Dataset entries:
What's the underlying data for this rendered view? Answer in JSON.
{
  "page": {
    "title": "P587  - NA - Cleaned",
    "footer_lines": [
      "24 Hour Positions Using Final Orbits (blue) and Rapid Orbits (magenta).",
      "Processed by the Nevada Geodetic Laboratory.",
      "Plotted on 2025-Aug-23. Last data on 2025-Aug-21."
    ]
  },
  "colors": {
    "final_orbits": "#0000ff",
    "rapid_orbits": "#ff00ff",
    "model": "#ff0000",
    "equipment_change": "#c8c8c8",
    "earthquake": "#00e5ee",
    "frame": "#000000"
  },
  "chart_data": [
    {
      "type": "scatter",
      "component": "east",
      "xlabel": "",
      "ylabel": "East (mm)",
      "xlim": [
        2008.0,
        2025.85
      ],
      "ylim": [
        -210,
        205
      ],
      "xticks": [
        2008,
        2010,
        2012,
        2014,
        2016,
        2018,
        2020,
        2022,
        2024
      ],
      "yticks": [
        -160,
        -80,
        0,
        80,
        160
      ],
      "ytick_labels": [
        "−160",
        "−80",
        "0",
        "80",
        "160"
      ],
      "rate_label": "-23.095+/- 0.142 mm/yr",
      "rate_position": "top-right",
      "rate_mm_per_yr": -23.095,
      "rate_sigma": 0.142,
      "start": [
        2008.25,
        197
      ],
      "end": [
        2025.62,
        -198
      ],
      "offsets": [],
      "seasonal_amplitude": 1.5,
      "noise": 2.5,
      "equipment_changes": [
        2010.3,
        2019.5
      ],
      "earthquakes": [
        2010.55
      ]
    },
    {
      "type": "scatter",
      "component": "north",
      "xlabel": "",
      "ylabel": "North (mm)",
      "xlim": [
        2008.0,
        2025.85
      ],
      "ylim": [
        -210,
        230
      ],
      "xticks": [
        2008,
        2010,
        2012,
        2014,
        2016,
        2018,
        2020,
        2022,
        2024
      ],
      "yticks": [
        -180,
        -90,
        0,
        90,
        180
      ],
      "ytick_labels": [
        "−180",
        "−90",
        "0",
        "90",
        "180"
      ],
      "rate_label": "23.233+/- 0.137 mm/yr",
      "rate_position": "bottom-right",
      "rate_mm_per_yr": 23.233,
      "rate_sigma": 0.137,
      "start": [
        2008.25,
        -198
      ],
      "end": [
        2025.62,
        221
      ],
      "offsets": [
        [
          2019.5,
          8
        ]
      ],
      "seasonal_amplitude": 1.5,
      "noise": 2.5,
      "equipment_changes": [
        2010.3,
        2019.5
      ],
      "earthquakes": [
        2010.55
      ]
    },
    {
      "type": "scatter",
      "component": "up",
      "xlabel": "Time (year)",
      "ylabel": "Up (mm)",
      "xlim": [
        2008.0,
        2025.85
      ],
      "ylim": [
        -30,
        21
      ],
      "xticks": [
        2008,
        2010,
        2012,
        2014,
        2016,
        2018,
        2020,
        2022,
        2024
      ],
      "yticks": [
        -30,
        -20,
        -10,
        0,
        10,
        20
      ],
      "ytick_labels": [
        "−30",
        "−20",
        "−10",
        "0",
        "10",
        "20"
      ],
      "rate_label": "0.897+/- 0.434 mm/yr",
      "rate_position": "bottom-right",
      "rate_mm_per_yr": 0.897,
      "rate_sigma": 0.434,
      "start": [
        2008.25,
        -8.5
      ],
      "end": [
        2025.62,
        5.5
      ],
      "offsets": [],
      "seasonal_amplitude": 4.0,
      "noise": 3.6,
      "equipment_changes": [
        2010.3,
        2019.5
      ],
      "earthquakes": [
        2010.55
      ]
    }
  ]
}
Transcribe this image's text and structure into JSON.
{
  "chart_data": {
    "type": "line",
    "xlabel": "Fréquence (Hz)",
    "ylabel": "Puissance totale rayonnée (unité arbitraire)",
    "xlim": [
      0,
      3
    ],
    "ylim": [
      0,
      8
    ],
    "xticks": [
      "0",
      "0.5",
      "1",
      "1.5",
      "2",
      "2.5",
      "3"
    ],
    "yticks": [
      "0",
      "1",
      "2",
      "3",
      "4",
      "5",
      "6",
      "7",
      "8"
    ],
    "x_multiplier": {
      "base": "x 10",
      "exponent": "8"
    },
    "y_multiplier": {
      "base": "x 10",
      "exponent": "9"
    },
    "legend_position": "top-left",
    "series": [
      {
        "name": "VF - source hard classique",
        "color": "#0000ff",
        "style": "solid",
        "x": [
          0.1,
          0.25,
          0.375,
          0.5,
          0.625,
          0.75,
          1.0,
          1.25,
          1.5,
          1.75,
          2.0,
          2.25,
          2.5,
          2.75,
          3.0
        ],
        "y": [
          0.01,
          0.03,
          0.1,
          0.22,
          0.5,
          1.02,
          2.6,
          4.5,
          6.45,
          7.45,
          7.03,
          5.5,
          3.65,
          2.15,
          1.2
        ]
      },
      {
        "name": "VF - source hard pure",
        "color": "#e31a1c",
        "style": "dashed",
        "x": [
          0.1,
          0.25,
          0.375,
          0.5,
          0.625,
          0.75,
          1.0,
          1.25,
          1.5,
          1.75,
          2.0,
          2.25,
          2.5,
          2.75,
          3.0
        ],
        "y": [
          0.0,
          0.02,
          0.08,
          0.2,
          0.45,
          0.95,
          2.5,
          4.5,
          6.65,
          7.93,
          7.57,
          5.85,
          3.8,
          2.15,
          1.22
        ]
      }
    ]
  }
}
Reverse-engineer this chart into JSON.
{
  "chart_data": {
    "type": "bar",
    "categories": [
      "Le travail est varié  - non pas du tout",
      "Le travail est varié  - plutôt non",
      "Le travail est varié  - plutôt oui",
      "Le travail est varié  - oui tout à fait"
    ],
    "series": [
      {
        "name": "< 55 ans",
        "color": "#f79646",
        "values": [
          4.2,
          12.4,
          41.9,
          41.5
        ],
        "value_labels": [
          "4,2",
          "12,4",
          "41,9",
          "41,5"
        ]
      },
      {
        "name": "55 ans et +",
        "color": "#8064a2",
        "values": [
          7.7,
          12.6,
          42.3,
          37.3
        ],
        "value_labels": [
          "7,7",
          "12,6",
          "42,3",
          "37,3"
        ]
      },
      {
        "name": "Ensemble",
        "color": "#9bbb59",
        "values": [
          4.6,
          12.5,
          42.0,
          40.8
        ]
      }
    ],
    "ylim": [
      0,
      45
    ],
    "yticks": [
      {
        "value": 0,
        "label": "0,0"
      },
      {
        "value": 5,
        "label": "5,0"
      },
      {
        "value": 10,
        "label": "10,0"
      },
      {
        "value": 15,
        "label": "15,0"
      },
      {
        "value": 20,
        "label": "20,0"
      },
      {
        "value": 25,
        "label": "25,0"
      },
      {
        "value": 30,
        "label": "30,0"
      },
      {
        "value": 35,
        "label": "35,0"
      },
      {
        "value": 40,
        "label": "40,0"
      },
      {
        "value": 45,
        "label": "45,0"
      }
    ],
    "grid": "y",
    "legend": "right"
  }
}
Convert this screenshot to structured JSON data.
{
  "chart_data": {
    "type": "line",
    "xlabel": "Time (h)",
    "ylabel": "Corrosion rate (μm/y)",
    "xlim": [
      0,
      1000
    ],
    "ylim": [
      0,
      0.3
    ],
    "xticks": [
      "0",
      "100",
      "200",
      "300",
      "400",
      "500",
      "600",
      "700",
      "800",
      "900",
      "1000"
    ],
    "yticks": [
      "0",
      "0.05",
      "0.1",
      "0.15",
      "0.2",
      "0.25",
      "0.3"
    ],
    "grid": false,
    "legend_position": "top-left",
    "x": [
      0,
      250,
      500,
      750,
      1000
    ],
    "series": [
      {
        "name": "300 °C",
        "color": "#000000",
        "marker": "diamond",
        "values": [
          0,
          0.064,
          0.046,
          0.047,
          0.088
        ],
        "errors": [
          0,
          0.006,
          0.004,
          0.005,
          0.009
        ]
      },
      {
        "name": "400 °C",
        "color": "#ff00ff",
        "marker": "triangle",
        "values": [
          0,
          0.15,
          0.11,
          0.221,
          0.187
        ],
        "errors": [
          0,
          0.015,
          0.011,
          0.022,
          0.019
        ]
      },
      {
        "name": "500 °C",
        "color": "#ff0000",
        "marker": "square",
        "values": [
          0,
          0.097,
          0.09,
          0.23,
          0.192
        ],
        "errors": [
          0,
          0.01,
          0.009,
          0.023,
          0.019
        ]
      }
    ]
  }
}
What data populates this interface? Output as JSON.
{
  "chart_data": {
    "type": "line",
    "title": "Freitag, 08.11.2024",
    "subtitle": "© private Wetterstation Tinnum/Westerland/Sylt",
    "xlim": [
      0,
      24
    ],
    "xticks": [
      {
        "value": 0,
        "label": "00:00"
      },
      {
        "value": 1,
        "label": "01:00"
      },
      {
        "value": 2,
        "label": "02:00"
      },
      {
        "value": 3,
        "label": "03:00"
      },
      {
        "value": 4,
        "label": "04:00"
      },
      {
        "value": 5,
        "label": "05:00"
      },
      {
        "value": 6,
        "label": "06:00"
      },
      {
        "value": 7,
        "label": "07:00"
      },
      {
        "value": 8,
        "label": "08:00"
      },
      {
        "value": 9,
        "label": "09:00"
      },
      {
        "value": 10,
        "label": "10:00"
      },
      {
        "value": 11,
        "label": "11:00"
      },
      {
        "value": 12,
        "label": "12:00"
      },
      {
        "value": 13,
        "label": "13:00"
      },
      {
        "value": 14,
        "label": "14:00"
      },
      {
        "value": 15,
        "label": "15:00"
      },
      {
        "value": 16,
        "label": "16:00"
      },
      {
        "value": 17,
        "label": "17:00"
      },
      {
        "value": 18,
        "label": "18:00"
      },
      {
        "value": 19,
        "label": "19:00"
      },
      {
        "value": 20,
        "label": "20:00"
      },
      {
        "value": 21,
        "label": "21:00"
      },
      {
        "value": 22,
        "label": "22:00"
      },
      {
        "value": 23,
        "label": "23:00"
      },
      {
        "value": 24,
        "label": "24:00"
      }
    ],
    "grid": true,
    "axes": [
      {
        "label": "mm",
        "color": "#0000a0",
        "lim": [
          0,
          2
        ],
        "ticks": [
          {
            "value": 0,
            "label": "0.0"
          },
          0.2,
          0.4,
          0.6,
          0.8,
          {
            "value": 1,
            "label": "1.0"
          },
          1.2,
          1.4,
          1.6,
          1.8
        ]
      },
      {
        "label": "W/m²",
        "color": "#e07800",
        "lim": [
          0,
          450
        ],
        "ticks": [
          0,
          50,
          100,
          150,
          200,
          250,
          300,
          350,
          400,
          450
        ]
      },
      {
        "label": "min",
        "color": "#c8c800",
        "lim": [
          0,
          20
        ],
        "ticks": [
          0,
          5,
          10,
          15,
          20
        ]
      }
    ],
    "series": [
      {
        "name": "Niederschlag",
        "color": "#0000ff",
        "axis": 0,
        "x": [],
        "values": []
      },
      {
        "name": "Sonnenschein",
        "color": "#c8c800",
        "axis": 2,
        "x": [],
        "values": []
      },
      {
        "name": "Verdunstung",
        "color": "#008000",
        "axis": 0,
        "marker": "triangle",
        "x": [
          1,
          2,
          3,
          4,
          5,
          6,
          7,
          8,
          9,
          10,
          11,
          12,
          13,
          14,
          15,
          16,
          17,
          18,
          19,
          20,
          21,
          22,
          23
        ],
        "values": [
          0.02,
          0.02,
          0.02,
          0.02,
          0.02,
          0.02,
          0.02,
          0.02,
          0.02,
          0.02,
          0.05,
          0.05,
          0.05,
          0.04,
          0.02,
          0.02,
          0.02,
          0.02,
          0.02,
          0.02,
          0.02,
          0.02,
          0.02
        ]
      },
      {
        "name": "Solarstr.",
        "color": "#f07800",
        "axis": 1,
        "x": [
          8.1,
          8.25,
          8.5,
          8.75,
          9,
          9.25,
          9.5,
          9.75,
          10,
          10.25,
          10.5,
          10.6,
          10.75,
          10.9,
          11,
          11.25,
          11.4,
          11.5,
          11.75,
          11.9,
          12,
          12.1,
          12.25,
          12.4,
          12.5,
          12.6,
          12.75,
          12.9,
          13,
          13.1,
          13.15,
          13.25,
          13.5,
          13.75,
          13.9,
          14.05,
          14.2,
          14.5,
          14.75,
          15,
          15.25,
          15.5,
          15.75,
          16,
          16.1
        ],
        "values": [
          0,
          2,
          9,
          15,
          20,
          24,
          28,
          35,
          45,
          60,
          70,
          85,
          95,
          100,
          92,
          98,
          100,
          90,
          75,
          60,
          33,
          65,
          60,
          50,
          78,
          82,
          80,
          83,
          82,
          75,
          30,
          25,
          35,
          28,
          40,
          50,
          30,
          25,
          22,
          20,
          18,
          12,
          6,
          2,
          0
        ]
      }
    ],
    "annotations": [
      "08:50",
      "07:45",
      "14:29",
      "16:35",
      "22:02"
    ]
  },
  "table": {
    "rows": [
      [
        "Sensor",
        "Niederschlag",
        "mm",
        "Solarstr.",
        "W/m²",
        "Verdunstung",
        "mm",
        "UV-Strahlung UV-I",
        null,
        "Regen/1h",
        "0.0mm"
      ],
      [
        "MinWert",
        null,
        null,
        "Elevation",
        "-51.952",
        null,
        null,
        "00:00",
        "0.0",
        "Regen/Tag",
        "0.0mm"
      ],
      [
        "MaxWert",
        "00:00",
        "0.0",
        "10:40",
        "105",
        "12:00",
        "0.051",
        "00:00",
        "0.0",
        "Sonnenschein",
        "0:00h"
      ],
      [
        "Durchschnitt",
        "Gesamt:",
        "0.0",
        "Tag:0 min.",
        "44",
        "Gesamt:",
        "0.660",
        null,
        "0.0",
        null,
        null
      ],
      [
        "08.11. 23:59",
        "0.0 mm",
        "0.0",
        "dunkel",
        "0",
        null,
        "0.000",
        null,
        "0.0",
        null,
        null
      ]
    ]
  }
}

Written task:
Copy all lines from the material that hold "What".

Solution for this task:
What's the underlying data for this rendered view? Answer in JSON.
What data populates this interface? Output as JSON.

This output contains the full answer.